Select lines where the word "suoi" appears.

++++++++++++++++++++

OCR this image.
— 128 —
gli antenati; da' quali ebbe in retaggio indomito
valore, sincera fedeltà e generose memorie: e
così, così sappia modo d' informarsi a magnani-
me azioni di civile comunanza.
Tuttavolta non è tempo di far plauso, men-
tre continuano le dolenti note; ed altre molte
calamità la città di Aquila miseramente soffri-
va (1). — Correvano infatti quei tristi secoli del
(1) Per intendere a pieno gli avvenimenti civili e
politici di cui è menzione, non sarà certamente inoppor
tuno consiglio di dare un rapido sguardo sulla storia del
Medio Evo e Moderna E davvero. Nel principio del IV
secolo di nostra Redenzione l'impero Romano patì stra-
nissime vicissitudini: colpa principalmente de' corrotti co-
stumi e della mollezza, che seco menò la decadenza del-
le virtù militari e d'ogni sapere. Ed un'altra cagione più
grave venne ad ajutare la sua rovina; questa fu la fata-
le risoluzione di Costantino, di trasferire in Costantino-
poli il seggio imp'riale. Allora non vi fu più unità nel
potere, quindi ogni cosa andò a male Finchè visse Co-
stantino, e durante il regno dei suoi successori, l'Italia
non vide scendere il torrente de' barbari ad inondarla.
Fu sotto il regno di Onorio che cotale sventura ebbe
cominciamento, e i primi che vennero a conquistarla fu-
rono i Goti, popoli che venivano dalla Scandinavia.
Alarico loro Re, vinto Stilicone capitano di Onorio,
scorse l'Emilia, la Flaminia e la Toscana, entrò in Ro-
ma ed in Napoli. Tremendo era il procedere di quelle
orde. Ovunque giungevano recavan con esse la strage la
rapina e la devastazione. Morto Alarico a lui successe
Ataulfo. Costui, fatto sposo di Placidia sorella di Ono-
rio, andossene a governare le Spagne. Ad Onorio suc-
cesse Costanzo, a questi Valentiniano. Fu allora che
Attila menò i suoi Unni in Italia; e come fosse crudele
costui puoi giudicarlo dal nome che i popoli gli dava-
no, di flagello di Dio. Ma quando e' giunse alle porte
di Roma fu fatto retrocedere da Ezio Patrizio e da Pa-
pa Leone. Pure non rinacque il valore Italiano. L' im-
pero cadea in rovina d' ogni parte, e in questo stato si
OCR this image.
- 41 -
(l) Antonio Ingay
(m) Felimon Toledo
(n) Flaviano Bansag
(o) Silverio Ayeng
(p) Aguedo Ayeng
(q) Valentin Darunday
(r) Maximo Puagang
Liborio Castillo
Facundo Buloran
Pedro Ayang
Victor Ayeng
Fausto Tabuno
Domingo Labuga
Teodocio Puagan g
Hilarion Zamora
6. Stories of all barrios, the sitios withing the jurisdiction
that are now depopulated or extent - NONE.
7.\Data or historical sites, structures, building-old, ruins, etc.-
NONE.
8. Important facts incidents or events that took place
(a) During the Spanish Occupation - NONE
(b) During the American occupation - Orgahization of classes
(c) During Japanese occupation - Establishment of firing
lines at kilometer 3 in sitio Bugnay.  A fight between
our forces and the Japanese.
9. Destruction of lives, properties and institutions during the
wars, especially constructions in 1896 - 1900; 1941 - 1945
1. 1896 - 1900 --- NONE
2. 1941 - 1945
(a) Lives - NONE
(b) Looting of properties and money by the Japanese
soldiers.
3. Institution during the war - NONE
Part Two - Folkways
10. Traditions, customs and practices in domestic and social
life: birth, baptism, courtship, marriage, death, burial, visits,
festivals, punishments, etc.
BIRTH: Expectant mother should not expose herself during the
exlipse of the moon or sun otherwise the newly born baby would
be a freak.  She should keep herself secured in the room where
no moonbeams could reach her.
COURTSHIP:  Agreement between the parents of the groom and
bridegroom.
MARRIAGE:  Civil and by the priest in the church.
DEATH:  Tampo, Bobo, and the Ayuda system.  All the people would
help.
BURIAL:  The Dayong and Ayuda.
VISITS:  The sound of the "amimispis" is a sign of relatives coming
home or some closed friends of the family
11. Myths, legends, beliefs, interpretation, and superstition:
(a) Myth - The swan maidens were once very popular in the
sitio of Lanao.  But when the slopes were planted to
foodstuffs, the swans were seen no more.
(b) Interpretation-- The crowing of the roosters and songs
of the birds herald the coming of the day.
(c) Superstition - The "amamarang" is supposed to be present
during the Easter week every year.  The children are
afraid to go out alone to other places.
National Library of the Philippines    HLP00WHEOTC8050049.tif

++++++++++++++++++++

• Final answer:
stantino, e durante il regno dei suoi successori, l'Italia
Attila menò i suoi Unni in Italia; e come fosse crudele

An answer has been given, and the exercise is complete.